> [GIVEN DATA]
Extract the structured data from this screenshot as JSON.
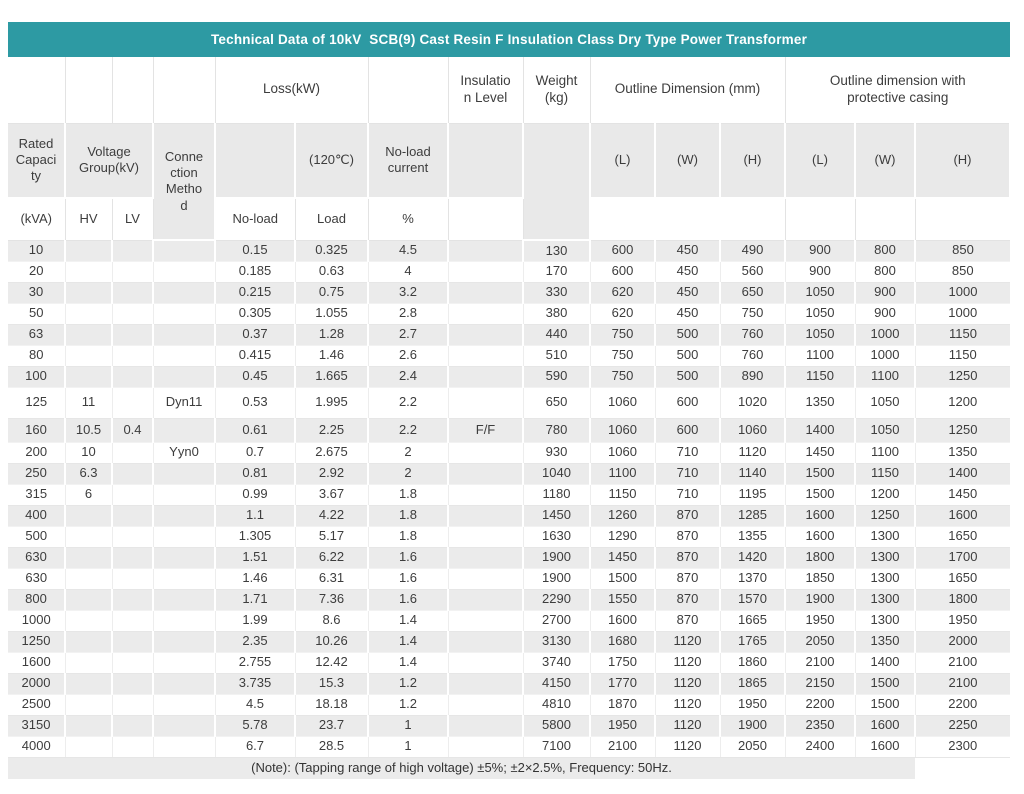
{
  "title": "Technical Data of 10kV  SCB(9) Cast Resin F Insulation Class Dry Type Power Transformer",
  "note": "(Note): (Tapping range of high voltage) ±5%; ±2×2.5%, Frequency: 50Hz.",
  "colors": {
    "header_teal": "#2D9AA3",
    "stripe_gray": "#EBEBEB",
    "header_gray": "#E9E9E9",
    "title_text": "#FFFFFF",
    "body_text": "#3D3D3D"
  },
  "header": {
    "row1": {
      "loss": "Loss(kW)",
      "insulation": "Insulatio\nn Level",
      "weight": "Weight\n(kg)",
      "outline": "Outline Dimension (mm)",
      "outline_casing": "Outline dimension with\nprotective casing"
    },
    "row2": {
      "rated_capacity": "Rated\nCapaci\nty",
      "voltage_group": "Voltage\nGroup(kV)",
      "connection": "Conne\nction\nMetho\nd",
      "temp": "(120℃)",
      "no_load_current": "No-load\ncurrent",
      "dims": [
        "(L)",
        "(W)",
        "(H)",
        "(L)",
        "(W)",
        "(H)"
      ]
    },
    "row3": {
      "kva": "(kVA)",
      "hv": "HV",
      "lv": "LV",
      "no_load": "No-load",
      "load": "Load",
      "percent": "%"
    }
  },
  "rows": [
    [
      "10",
      "",
      "",
      "",
      "0.15",
      "0.325",
      "4.5",
      "",
      "130",
      "600",
      "450",
      "490",
      "900",
      "800",
      "850"
    ],
    [
      "20",
      "",
      "",
      "",
      "0.185",
      "0.63",
      "4",
      "",
      "170",
      "600",
      "450",
      "560",
      "900",
      "800",
      "850"
    ],
    [
      "30",
      "",
      "",
      "",
      "0.215",
      "0.75",
      "3.2",
      "",
      "330",
      "620",
      "450",
      "650",
      "1050",
      "900",
      "1000"
    ],
    [
      "50",
      "",
      "",
      "",
      "0.305",
      "1.055",
      "2.8",
      "",
      "380",
      "620",
      "450",
      "750",
      "1050",
      "900",
      "1000"
    ],
    [
      "63",
      "",
      "",
      "",
      "0.37",
      "1.28",
      "2.7",
      "",
      "440",
      "750",
      "500",
      "760",
      "1050",
      "1000",
      "1150"
    ],
    [
      "80",
      "",
      "",
      "",
      "0.415",
      "1.46",
      "2.6",
      "",
      "510",
      "750",
      "500",
      "760",
      "1100",
      "1000",
      "1150"
    ],
    [
      "100",
      "",
      "",
      "",
      "0.45",
      "1.665",
      "2.4",
      "",
      "590",
      "750",
      "500",
      "890",
      "1150",
      "1100",
      "1250"
    ],
    [
      "125",
      "11",
      "",
      "Dyn11",
      "0.53",
      "1.995",
      "2.2",
      "",
      "650",
      "1060",
      "600",
      "1020",
      "1350",
      "1050",
      "1200"
    ],
    [
      "160",
      "10.5",
      "0.4",
      "",
      "0.61",
      "2.25",
      "2.2",
      "F/F",
      "780",
      "1060",
      "600",
      "1060",
      "1400",
      "1050",
      "1250"
    ],
    [
      "200",
      "10",
      "",
      "Yyn0",
      "0.7",
      "2.675",
      "2",
      "",
      "930",
      "1060",
      "710",
      "1120",
      "1450",
      "1100",
      "1350"
    ],
    [
      "250",
      "6.3",
      "",
      "",
      "0.81",
      "2.92",
      "2",
      "",
      "1040",
      "1100",
      "710",
      "1140",
      "1500",
      "1150",
      "1400"
    ],
    [
      "315",
      "6",
      "",
      "",
      "0.99",
      "3.67",
      "1.8",
      "",
      "1180",
      "1150",
      "710",
      "1195",
      "1500",
      "1200",
      "1450"
    ],
    [
      "400",
      "",
      "",
      "",
      "1.1",
      "4.22",
      "1.8",
      "",
      "1450",
      "1260",
      "870",
      "1285",
      "1600",
      "1250",
      "1600"
    ],
    [
      "500",
      "",
      "",
      "",
      "1.305",
      "5.17",
      "1.8",
      "",
      "1630",
      "1290",
      "870",
      "1355",
      "1600",
      "1300",
      "1650"
    ],
    [
      "630",
      "",
      "",
      "",
      "1.51",
      "6.22",
      "1.6",
      "",
      "1900",
      "1450",
      "870",
      "1420",
      "1800",
      "1300",
      "1700"
    ],
    [
      "630",
      "",
      "",
      "",
      "1.46",
      "6.31",
      "1.6",
      "",
      "1900",
      "1500",
      "870",
      "1370",
      "1850",
      "1300",
      "1650"
    ],
    [
      "800",
      "",
      "",
      "",
      "1.71",
      "7.36",
      "1.6",
      "",
      "2290",
      "1550",
      "870",
      "1570",
      "1900",
      "1300",
      "1800"
    ],
    [
      "1000",
      "",
      "",
      "",
      "1.99",
      "8.6",
      "1.4",
      "",
      "2700",
      "1600",
      "870",
      "1665",
      "1950",
      "1300",
      "1950"
    ],
    [
      "1250",
      "",
      "",
      "",
      "2.35",
      "10.26",
      "1.4",
      "",
      "3130",
      "1680",
      "1120",
      "1765",
      "2050",
      "1350",
      "2000"
    ],
    [
      "1600",
      "",
      "",
      "",
      "2.755",
      "12.42",
      "1.4",
      "",
      "3740",
      "1750",
      "1120",
      "1860",
      "2100",
      "1400",
      "2100"
    ],
    [
      "2000",
      "",
      "",
      "",
      "3.735",
      "15.3",
      "1.2",
      "",
      "4150",
      "1770",
      "1120",
      "1865",
      "2150",
      "1500",
      "2100"
    ],
    [
      "2500",
      "",
      "",
      "",
      "4.5",
      "18.18",
      "1.2",
      "",
      "4810",
      "1870",
      "1120",
      "1950",
      "2200",
      "1500",
      "2200"
    ],
    [
      "3150",
      "",
      "",
      "",
      "5.78",
      "23.7",
      "1",
      "",
      "5800",
      "1950",
      "1120",
      "1900",
      "2350",
      "1600",
      "2250"
    ],
    [
      "4000",
      "",
      "",
      "",
      "6.7",
      "28.5",
      "1",
      "",
      "7100",
      "2100",
      "1120",
      "2050",
      "2400",
      "1600",
      "2300"
    ]
  ]
}
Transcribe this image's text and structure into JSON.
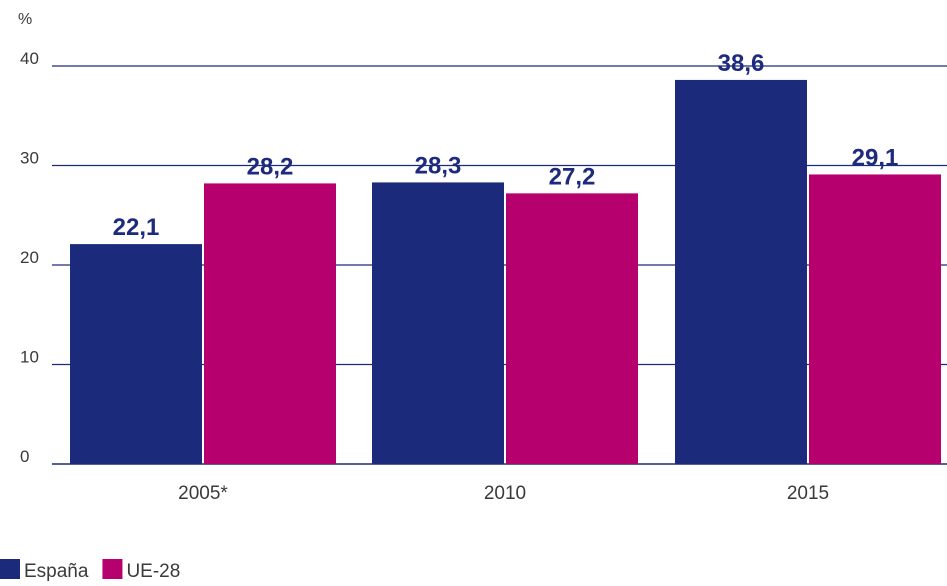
{
  "chart_data": {
    "type": "bar",
    "unit_label": "%",
    "categories": [
      "2005*",
      "2010",
      "2015"
    ],
    "series": [
      {
        "name": "España",
        "color": "#1b2a7b",
        "values": [
          22.1,
          28.3,
          38.6
        ],
        "labels": [
          "22,1",
          "28,3",
          "38,6"
        ]
      },
      {
        "name": "UE-28",
        "color": "#b6006e",
        "values": [
          28.2,
          27.2,
          29.1
        ],
        "labels": [
          "28,2",
          "27,2",
          "29,1"
        ]
      }
    ],
    "ylim": [
      0,
      40
    ],
    "yticks": [
      0,
      10,
      20,
      30,
      40
    ],
    "grid": true,
    "legend_position": "bottom-left",
    "gridline_color": "#1b2a7b",
    "label_color": "#1d2a7e"
  }
}
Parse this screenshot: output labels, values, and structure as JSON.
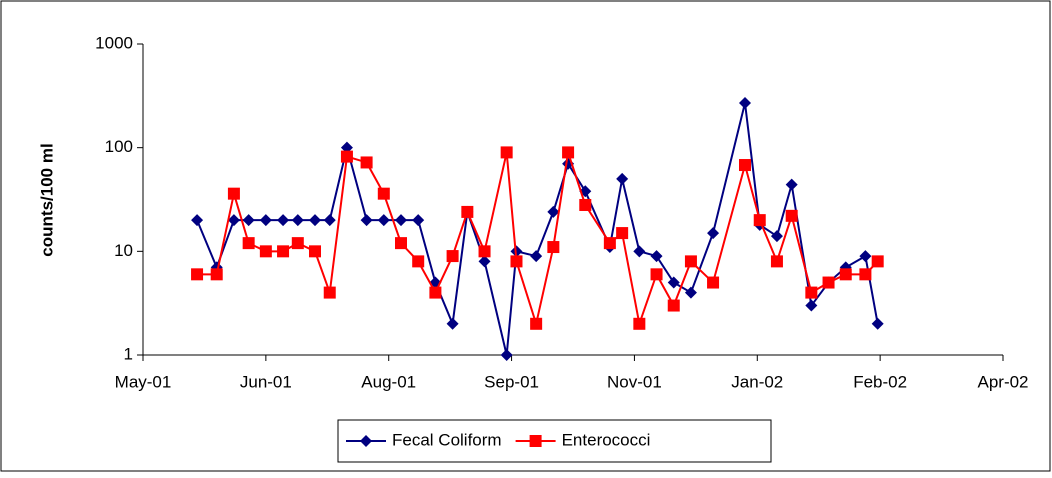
{
  "chart_data": {
    "type": "line",
    "y_label": "counts/100 ml",
    "log_scale_y": true,
    "ylim": [
      1,
      1000
    ],
    "yticks": [
      1,
      10,
      100,
      1000
    ],
    "xlim": [
      0,
      350
    ],
    "xticks": [
      {
        "value": 0,
        "label": "May-01"
      },
      {
        "value": 50,
        "label": "Jun-01"
      },
      {
        "value": 100,
        "label": "Aug-01"
      },
      {
        "value": 150,
        "label": "Sep-01"
      },
      {
        "value": 200,
        "label": "Nov-01"
      },
      {
        "value": 250,
        "label": "Jan-02"
      },
      {
        "value": 300,
        "label": "Feb-02"
      },
      {
        "value": 350,
        "label": "Apr-02"
      }
    ],
    "x": [
      22,
      30,
      37,
      43,
      50,
      57,
      63,
      70,
      76,
      83,
      91,
      98,
      105,
      112,
      119,
      126,
      132,
      139,
      148,
      152,
      160,
      167,
      173,
      180,
      190,
      195,
      202,
      209,
      216,
      223,
      232,
      245,
      251,
      258,
      264,
      272,
      279,
      286,
      294,
      299
    ],
    "legend": "bottom",
    "series": [
      {
        "name": "Fecal Coliform",
        "color": "#000080",
        "marker": "diamond",
        "values": [
          20,
          7,
          20,
          20,
          20,
          20,
          20,
          20,
          20,
          100,
          20,
          20,
          20,
          20,
          5,
          2,
          24,
          8,
          1,
          10,
          9,
          24,
          70,
          38,
          11,
          50,
          10,
          9,
          5,
          4,
          15,
          270,
          18,
          14,
          44,
          3,
          5,
          7,
          9,
          2
        ]
      },
      {
        "name": "Enterococci",
        "color": "#ff0000",
        "marker": "square",
        "values": [
          6,
          6,
          36,
          12,
          10,
          10,
          12,
          10,
          4,
          82,
          72,
          36,
          12,
          8,
          4,
          9,
          24,
          10,
          90,
          8,
          2,
          11,
          90,
          28,
          12,
          15,
          2,
          6,
          3,
          8,
          5,
          68,
          20,
          8,
          22,
          4,
          5,
          6,
          6,
          8
        ]
      }
    ]
  }
}
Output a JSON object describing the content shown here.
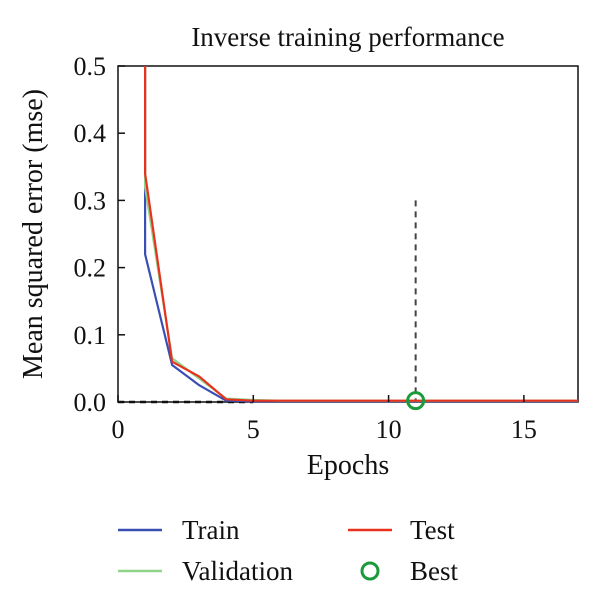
{
  "chart_data": {
    "type": "line",
    "title": "Inverse training performance",
    "xlabel": "Epochs",
    "ylabel": "Mean squared error (mse)",
    "xlim": [
      0,
      17
    ],
    "ylim": [
      0,
      0.5
    ],
    "x_ticks": [
      0,
      5,
      10,
      15
    ],
    "y_ticks": [
      0.0,
      0.1,
      0.2,
      0.3,
      0.4,
      0.5
    ],
    "x_tick_labels": [
      "0",
      "5",
      "10",
      "15"
    ],
    "y_tick_labels": [
      "0.0",
      "0.1",
      "0.2",
      "0.3",
      "0.4",
      "0.5"
    ],
    "grid": false,
    "legend_position": "bottom",
    "series": [
      {
        "name": "Train",
        "color": "#3a4fb4",
        "x": [
          1,
          1,
          2,
          3,
          4,
          5,
          6,
          8,
          10,
          11,
          12,
          14,
          17
        ],
        "y": [
          0.5,
          0.22,
          0.055,
          0.025,
          0.002,
          0.001,
          0.001,
          0.001,
          0.001,
          0.001,
          0.001,
          0.001,
          0.001
        ]
      },
      {
        "name": "Validation",
        "color": "#8fd48a",
        "x": [
          1,
          1,
          2,
          3,
          4,
          5,
          6,
          8,
          10,
          11,
          12,
          14,
          17
        ],
        "y": [
          0.5,
          0.32,
          0.065,
          0.035,
          0.005,
          0.003,
          0.002,
          0.002,
          0.002,
          0.002,
          0.002,
          0.002,
          0.002
        ]
      },
      {
        "name": "Test",
        "color": "#e8321e",
        "x": [
          1,
          1,
          2,
          3,
          4,
          5,
          6,
          8,
          10,
          11,
          12,
          14,
          17
        ],
        "y": [
          0.5,
          0.34,
          0.06,
          0.038,
          0.004,
          0.002,
          0.002,
          0.002,
          0.002,
          0.002,
          0.002,
          0.002,
          0.002
        ]
      }
    ],
    "best": {
      "name": "Best",
      "color": "#1a9a3a",
      "x": 11,
      "y": 0.002
    },
    "goal_line": {
      "y": 0.0,
      "x_end": 5,
      "color": "#111111"
    },
    "best_marker_line": {
      "x": 11,
      "y_top": 0.3,
      "color": "#444444"
    }
  }
}
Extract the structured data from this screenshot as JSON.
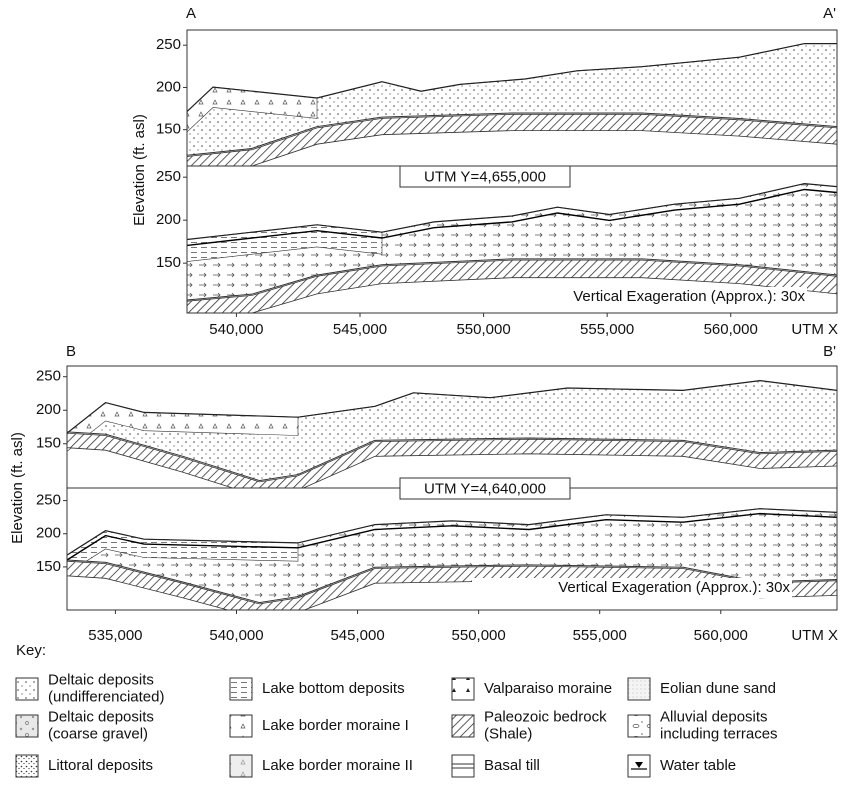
{
  "sections": [
    {
      "start": "A",
      "end": "A'",
      "y_label": "Elevation (ft. asl)",
      "utm_label": "UTM Y=4,655,000",
      "note": "Vertical Exageration (Approx.): 30x",
      "x_axis_label": "UTM X",
      "xlim": [
        538000,
        564300
      ],
      "xticks": [
        {
          "value": 540000,
          "label": "540,000"
        },
        {
          "value": 545000,
          "label": "545,000"
        },
        {
          "value": 550000,
          "label": "550,000"
        },
        {
          "value": 555000,
          "label": "555,000"
        },
        {
          "value": 560000,
          "label": "560,000"
        }
      ],
      "panels": [
        {
          "ylim": [
            107,
            268
          ],
          "yticks": [
            150,
            200,
            250
          ]
        },
        {
          "ylim": [
            92,
            263
          ],
          "yticks": [
            150,
            200,
            250
          ]
        }
      ]
    },
    {
      "start": "B",
      "end": "B'",
      "y_label": "Elevation (ft. asl)",
      "utm_label": "UTM Y=4,640,000",
      "note": "Vertical Exageration (Approx.): 30x",
      "x_axis_label": "UTM X",
      "xlim": [
        533000,
        564800
      ],
      "xticks": [
        {
          "value": 535000,
          "label": "535,000"
        },
        {
          "value": 540000,
          "label": "540,000"
        },
        {
          "value": 545000,
          "label": "545,000"
        },
        {
          "value": 550000,
          "label": "550,000"
        },
        {
          "value": 555000,
          "label": "555,000"
        },
        {
          "value": 560000,
          "label": "560,000"
        }
      ],
      "panels": [
        {
          "ylim": [
            84,
            266
          ],
          "yticks": [
            150,
            200,
            250
          ]
        },
        {
          "ylim": [
            85,
            269
          ],
          "yticks": [
            150,
            200,
            250
          ]
        }
      ]
    }
  ],
  "key": {
    "title": "Key:",
    "items": [
      {
        "lines": [
          "Deltaic deposits",
          "(undifferenciated)"
        ]
      },
      {
        "lines": [
          "Deltaic deposits",
          "(coarse gravel)"
        ]
      },
      {
        "lines": [
          "Littoral deposits"
        ]
      },
      {
        "lines": [
          "Lake bottom deposits"
        ]
      },
      {
        "lines": [
          "Lake border moraine I"
        ]
      },
      {
        "lines": [
          "Lake border moraine II"
        ]
      },
      {
        "lines": [
          "Valparaiso moraine"
        ]
      },
      {
        "lines": [
          "Paleozoic bedrock",
          "(Shale)"
        ]
      },
      {
        "lines": [
          "Basal till"
        ]
      },
      {
        "lines": [
          "Eolian dune sand"
        ]
      },
      {
        "lines": [
          "Alluvial deposits",
          "including terraces"
        ]
      },
      {
        "lines": [
          "Water table"
        ]
      }
    ]
  }
}
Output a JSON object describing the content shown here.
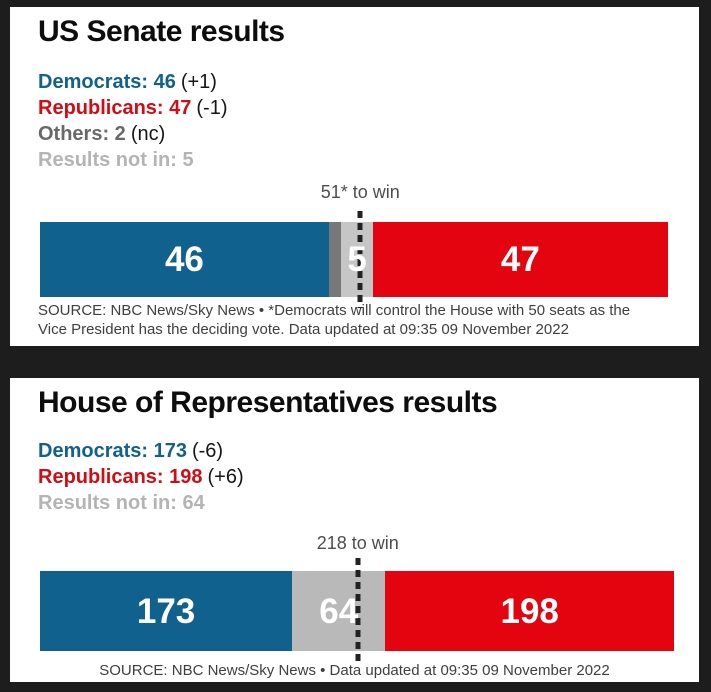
{
  "colors": {
    "page_background": "#1d1d1d",
    "card_background": "#ffffff",
    "democrat_blue": "#10618e",
    "republican_red_bar": "#e4040f",
    "republican_red_text": "#d40b12",
    "others_gray_bar": "#787878",
    "others_gray_text": "#696969",
    "not_in_gray_bar_senate": "#c6c6c6",
    "not_in_gray_bar_house": "#b9b9b9",
    "not_in_gray_text": "#b4b4b4",
    "threshold_dash": "#222222",
    "bar_label_white": "#ffffff"
  },
  "panels": [
    {
      "title": "US Senate results",
      "stats": [
        {
          "text": "Democrats: 46",
          "change": "(+1)",
          "color": "#10618e"
        },
        {
          "text": "Republicans: 47",
          "change": "(-1)",
          "color": "#d40b12"
        },
        {
          "text": "Others: 2",
          "change": "(nc)",
          "color": "#696969"
        },
        {
          "text": "Results not in: 5",
          "change": "",
          "color": "#b4b4b4"
        }
      ],
      "to_win": "51* to win",
      "source_lines": [
        "SOURCE: NBC News/Sky News • *Democrats will control the House with 50 seats as the",
        "Vice President has the deciding vote. Data updated at 09:35 09 November 2022"
      ]
    },
    {
      "title": "House of Representatives results",
      "stats": [
        {
          "text": "Democrats: 173",
          "change": "(-6)",
          "color": "#10618e"
        },
        {
          "text": "Republicans: 198",
          "change": "(+6)",
          "color": "#d40b12"
        },
        {
          "text": "Results not in: 64",
          "change": "",
          "color": "#b4b4b4"
        }
      ],
      "to_win": "218 to win",
      "source_lines": [
        "SOURCE: NBC News/Sky News • Data updated at 09:35 09 November 2022"
      ]
    }
  ],
  "chart_data": [
    {
      "type": "bar",
      "subtype": "horizontal-stacked-seats",
      "title": "US Senate results",
      "total_seats": 100,
      "threshold": {
        "seats": 51,
        "label": "51* to win"
      },
      "segments": [
        {
          "name": "Democrats",
          "seats": 46,
          "change": "+1",
          "color": "#10618e",
          "bar_label": "46"
        },
        {
          "name": "Others",
          "seats": 2,
          "change": "nc",
          "color": "#787878",
          "bar_label": ""
        },
        {
          "name": "Results not in",
          "seats": 5,
          "change": "",
          "color": "#c6c6c6",
          "bar_label": "5"
        },
        {
          "name": "Republicans",
          "seats": 47,
          "change": "-1",
          "color": "#e4040f",
          "bar_label": "47"
        }
      ]
    },
    {
      "type": "bar",
      "subtype": "horizontal-stacked-seats",
      "title": "House of Representatives results",
      "total_seats": 435,
      "threshold": {
        "seats": 218,
        "label": "218 to win"
      },
      "segments": [
        {
          "name": "Democrats",
          "seats": 173,
          "change": "-6",
          "color": "#10618e",
          "bar_label": "173"
        },
        {
          "name": "Results not in",
          "seats": 64,
          "change": "",
          "color": "#b9b9b9",
          "bar_label": "64"
        },
        {
          "name": "Republicans",
          "seats": 198,
          "change": "+6",
          "color": "#e4040f",
          "bar_label": "198"
        }
      ]
    }
  ]
}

> [REQUIRED TASK] Copy out every line of the listing that includes the string "border".

> [SOLVED PROBLEM]
          "Lake border moraine I"
          "Lake border moraine II"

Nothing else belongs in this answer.